Segment Start: Document segment

Many people are restricted to growing plants in containers because of limited space or other reasons. Gwen Elliot explains why Epacris species are excellent subjects for containers.

Why Grow Epacris in Containers?

Container cultivation can be useful for a variety of reasons:

  • We may not have the space for a regular garden.
  • We may find container-gardening physically easier than in ground planting.
  • Tubs or hanging baskets can be useful in paved courtyards or similar areas.
  • Container cultivation allows us to bring a plant to a focal position when in full bloom, and to change plants around as each reaches its peak.
  • Growing plants in containers allows us to vary the potting mix for each plant. This is particularly useful if our garden soil is not suited to certain plants we wish to grow.
  • We are able to also adjust watering, fertilising etc., to suit the needs of each individual plant when we are growing them in containers.
  • We can move containers from season to season to suit the needs of the plants being grown, ie. in a sunny position in winter, but with more shade in the hot summer, or in a protected position during winter in areas of severe frost.

Choosing the Right Container

Epacris can be grown successfully in containers made of terracotta, glazed or unglazed ceramics, plastic, timber or metal. If timber is used it should be of a durable material which will not rot down quickly, but materials such as treated pine should be avoided as the chemicals are likely to adversely affect the plants. Metal containers are occasionally seen, but these should not be used in hot sunny situations as heat is transferred through to the potting mix and the tender roots of plants such as Epacris can suffer burning. Metal containers should also be avoided in areas of heavy frosts.

Segment End: Document segment

Complete the following:
1) Answer these questions using the Epacris container text:
(a) Who explains why Epacris species suit containers?
(b) In what kind of area can tubs or hanging baskets be useful?
(c) Why should treated pine be avoided for containers?
2) From the Epacris container text, set down the passage from "Why Grow Epacris" up to and including "reaches its peak.", without any changes.

Segment Start: Data extract

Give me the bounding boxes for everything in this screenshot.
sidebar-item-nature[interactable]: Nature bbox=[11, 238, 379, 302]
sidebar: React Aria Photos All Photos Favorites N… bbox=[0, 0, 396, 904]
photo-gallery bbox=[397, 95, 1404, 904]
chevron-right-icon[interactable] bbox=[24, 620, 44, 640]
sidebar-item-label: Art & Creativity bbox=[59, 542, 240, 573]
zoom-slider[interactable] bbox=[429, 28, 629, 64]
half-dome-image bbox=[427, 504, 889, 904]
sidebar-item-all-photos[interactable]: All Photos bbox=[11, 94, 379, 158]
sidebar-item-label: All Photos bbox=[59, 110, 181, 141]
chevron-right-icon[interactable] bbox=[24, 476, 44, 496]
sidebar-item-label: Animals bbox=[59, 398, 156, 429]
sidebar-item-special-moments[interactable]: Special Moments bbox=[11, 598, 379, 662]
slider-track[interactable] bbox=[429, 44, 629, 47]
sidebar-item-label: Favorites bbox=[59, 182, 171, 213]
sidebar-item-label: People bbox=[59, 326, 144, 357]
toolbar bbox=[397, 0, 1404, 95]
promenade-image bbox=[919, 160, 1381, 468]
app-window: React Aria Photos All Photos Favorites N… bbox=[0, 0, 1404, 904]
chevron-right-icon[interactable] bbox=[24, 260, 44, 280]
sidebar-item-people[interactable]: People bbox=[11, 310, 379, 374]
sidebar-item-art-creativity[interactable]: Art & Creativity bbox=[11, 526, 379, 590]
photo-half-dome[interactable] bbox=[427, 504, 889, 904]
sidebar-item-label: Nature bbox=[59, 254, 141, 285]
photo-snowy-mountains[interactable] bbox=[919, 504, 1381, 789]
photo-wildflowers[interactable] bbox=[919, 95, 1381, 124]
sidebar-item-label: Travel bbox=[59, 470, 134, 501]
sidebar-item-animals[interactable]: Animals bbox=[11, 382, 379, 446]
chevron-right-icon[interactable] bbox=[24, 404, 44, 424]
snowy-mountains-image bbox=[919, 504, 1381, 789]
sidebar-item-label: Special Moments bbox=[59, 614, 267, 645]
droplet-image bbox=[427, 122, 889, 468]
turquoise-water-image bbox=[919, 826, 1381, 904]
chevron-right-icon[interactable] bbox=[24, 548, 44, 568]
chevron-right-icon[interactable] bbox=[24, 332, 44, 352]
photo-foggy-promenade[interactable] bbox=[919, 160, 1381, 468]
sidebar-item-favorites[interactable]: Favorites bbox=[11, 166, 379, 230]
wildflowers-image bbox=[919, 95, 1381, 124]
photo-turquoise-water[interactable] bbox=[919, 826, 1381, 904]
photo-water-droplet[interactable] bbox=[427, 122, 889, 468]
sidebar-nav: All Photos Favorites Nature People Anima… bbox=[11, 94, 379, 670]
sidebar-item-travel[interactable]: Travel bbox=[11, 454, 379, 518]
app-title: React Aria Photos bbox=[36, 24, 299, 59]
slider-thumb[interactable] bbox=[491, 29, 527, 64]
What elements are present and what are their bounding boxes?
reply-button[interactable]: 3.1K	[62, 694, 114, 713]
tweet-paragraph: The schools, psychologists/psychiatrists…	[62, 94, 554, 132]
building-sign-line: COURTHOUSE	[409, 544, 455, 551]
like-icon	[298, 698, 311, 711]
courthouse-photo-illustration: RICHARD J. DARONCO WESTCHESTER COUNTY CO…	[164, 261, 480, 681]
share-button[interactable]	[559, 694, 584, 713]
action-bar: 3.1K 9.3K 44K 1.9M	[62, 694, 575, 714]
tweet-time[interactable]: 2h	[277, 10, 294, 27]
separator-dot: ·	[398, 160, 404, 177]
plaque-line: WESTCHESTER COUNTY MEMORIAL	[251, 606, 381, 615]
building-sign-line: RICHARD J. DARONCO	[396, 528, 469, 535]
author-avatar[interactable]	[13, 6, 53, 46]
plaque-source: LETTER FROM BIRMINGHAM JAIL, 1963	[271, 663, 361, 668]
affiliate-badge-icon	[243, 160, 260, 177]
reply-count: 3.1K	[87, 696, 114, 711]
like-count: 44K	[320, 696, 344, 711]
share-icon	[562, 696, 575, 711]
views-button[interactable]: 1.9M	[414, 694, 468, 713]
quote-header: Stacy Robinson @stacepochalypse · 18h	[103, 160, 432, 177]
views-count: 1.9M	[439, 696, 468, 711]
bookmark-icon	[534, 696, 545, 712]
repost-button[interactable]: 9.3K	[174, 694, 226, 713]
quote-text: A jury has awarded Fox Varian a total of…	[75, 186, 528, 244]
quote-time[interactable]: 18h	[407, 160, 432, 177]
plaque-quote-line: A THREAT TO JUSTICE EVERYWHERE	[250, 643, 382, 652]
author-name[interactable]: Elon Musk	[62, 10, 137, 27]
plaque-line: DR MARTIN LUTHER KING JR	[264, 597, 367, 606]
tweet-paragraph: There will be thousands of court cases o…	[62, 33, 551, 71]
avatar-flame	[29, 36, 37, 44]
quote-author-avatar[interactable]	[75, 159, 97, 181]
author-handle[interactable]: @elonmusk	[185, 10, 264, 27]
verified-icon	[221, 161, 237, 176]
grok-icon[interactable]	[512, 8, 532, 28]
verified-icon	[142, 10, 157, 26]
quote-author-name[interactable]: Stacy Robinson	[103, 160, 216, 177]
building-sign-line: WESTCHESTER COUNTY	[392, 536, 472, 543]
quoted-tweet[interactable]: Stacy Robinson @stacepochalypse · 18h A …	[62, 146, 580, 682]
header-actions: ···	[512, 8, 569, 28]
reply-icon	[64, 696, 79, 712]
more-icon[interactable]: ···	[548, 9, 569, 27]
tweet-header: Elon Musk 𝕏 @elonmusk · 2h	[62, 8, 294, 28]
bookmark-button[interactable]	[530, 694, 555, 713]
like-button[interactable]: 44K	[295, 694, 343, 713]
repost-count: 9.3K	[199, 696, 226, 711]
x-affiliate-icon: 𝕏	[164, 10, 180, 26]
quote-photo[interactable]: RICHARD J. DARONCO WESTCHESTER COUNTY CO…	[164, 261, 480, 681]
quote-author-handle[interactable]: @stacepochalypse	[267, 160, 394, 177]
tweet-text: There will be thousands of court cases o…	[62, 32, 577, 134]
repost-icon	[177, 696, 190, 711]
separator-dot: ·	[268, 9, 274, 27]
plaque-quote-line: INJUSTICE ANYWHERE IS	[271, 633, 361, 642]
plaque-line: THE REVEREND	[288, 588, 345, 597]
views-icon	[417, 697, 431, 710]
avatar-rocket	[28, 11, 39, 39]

Segment End: Data extract

Solutions to the problems:
1)
(a) Gwen Elliot.
(b) Paved courtyards or similar areas.
(c) Its chemicals are likely to adversely affect the plants.

2)
Why Grow Epacris in Containers?

Container cultivation can be useful for a variety of reasons:

  • We may not have the space for a regular garden.
  • We may find container-gardening physically easier than in ground planting.
  • Tubs or hanging baskets can be useful in paved courtyards or similar areas.
  • Container cultivation allows us to bring a plant to a focal position when in full bloom, and to change plants around as each reaches its peak.